§ **TEXTO PROPORCIONADO**

============

No se puede pensar en un yo sin un tú, en un tú sin un nosotros, y un nosotros sin un ellos que debe convertirse, a su vez, en un todo unitario. Un yo, América, y un tú, resto del mundo, sin un nosotros, que es la humanidad, es una verdad a medias, y, constituye, en el fondo, como todas las verdades a medias, un gran engaño y una fuente de confusión y falsedad.
El trumpismo, en este sentido, es marcadamente reduccionista, como lo son casi todos los ismos que en el mundo han sido, y, como tal, es artificioso, y, a la larga, improductivo. Trump se equivoca estrepitosamente al pretender defender América sin tener suficientemente en cuenta el bien común universal. América no es un proyecto único, enlatado, que se puede cerrar herméticamente. Por eso, su aislacionismo, tarde o temprano, pasará factura. Tiempo al tiempo.
La medida de Trump de renunciar al Acuerdo de París cuestiona la reputación internacional de Estados Unidos
Las relaciones internacionales, así como las nacionales, deben fundarse en una ética de la solidaridad, que supera con creces la ética del self-interest tal y como se ha entendido egoístamente hasta ahora. No se trata, por supuesto, de que los estados no tengan que actuar en interés propio (¡que cada palo aguante su vela!), sino de la necesidad de considerar el interés global como parte integrante del interés propio de cada comunidad política.
El interés global ha pasado a ser en nuestros días condición suficiente en la toma de las decisiones nacionales, así como salvaguardar los intereses nacionales es, en la medida de lo posible, condición necesaria, aunque no suficiente, en la toma de decisiones globales.

============

§ **REGISTROS PROPORCIONADOS**
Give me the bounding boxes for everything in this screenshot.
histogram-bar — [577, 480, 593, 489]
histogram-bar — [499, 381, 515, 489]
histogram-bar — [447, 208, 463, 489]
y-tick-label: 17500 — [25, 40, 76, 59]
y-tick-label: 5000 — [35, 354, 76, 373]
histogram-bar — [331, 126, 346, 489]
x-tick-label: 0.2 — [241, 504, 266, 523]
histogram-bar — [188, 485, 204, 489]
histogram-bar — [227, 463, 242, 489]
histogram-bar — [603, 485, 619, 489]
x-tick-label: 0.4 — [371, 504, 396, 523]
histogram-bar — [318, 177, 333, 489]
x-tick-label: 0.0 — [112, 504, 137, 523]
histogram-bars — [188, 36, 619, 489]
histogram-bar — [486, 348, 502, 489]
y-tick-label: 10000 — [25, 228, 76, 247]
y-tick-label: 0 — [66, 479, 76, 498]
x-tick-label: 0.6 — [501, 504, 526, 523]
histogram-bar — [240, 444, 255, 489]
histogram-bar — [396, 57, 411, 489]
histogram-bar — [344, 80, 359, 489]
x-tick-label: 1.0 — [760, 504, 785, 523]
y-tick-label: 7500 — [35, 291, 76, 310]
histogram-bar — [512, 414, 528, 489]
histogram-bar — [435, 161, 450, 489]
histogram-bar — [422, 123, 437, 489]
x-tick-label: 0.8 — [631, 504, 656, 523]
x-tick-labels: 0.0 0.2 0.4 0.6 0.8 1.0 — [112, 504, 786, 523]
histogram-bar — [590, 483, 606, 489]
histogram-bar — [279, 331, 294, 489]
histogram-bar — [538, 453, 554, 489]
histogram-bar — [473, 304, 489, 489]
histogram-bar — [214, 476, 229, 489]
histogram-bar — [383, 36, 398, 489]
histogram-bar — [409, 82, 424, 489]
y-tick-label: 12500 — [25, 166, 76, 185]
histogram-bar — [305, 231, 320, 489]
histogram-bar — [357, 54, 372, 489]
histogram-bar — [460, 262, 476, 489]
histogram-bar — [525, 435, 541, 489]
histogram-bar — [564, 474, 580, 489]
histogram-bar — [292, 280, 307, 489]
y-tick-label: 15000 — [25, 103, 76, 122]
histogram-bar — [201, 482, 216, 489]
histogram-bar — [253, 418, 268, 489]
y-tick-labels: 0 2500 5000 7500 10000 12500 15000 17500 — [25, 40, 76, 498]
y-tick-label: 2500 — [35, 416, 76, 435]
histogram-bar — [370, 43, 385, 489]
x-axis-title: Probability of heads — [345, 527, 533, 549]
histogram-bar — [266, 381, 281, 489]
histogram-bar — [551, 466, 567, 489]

============

§ **TAREA ASIGNADA A**
Traduzca al inglés la siguiente oración del texto sobre el trumpismo: «América no es un proyecto único, enlatado, que se puede cerrar herméticamente.»
§ **TAREA ASIGNADA B**
Según el texto sobre el trumpismo, ¿en qué deben fundarse las relaciones internacionales y las nacionales?
§ **TAREA ASIGNADA C**
Prosiga el texto sobre el trumpismo a partir de su última oración.
Los registros proceden de una fuente distinta a la del texto.

§ **ESPACIO DE RESPUESTA A**
America is not a single, canned project that can be hermetically sealed.

§ **ESPACIO DE RESPUESTA B**
En una ética de la solidaridad.

§ **ESPACIO DE RESPUESTA C**
Un estado que actúa conforme al interés global, está actuando, por definición, solidariamente, así como un estado que obra en interés propio integrando en su decisión los intereses globales, actúa solidariamente. Esto explica por qué donde existen intereses globales, como es el caso del cambio climático, sea del todo posible, e incluso éticamente exigible, lograr acuerdos. La comunidad internacional, por su parte, debe tratar de salvaguardar al máximo posible los intereses de las naciones.
El liderazgo americano no se puede mantener imponiendo una agenda propia a costa del bien común universal
Esta ética de la solidaridad es mucho más necesaria en nuestra hora presente que en momentos anteriores. La razón es obvia: a mayor interdependencia, mayor necesidad de implicación y, por tanto, mayor exigencia de solidaridad. La solidaridad se está imponiendo como el único camino válido para poder vivir razonablemente en un mundo globalizado. No hay alternativa.
Por eso, estoy convencido de que la globalización, aunque exija un gran esfuerzo a las naciones, va a suponer un salto sustancial en el nivel de solidaridad humana, y este salto va a permitir a la humanidad alcanzar un grado de compresión mucho más profundo de nuestra propia realidad. Se trata, en el fondo, de una nueva fase evolutiva de la consciencia humana.
La insolidaria medida de Trump de renunciar al Acuerdo de París cuestiona seriamente la reputación internacional de los Estados Unidos, que es su mayor intangible. El liderazgo americano no se puede mantener imponiendo una agenda propia, ni buscando el propio interés a costa del bien común universal. América primero, sí, pero no solo en poder económico y militar, en desarrollo científico y tecnológico, en universidades y compañías, en seguridad, comunicación y entretenimiento, sino también en democracia solidaria. La cuna de la democracia debe solidarizar sus relaciones internacionales y consolidar su liderazgo mundial, como fruto maduro de su merecida reputación internacional y no de su mezquino interés político.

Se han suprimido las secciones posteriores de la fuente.